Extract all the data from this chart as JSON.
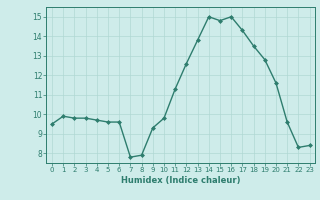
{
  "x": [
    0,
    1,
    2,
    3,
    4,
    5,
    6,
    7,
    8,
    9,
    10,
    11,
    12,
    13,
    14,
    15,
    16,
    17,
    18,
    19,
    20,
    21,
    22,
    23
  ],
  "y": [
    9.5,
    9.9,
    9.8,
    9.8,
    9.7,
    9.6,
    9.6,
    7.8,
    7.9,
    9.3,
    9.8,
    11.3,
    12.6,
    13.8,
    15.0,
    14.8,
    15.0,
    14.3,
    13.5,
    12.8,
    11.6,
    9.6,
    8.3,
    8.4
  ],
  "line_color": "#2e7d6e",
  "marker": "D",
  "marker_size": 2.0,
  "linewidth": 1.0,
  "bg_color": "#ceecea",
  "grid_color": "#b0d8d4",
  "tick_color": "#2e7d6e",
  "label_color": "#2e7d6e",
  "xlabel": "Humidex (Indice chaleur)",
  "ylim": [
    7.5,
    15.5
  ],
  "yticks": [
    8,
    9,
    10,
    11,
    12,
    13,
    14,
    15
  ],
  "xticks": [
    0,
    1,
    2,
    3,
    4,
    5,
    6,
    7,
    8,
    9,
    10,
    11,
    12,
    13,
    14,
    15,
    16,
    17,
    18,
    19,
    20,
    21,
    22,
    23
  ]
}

★ ★ ★ ★ ★ ★ ★

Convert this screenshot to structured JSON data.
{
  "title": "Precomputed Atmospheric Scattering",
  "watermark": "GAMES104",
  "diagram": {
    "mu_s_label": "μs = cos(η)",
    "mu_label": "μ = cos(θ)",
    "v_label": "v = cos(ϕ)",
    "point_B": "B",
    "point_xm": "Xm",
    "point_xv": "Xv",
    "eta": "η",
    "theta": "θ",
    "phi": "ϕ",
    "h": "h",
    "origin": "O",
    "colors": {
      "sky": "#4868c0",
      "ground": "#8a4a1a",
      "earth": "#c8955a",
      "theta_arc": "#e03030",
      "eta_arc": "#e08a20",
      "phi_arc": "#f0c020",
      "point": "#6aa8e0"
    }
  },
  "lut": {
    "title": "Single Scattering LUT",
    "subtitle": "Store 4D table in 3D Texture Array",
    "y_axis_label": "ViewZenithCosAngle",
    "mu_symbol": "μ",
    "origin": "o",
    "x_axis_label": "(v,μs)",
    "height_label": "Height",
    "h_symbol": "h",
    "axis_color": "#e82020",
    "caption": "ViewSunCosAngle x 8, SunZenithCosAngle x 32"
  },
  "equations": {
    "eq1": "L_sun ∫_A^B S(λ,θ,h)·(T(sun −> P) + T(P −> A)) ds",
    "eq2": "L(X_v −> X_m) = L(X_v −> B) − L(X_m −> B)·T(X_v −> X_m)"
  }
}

★ ★ ★ ★ ★ ★ ★

» **YOUR GOAL**
From the listing, copy every line where the string "data" appears.

» **EXERCISE RESULT**
Extract all the data from this chart as JSON.
Convert this screenshot to structured JSON data.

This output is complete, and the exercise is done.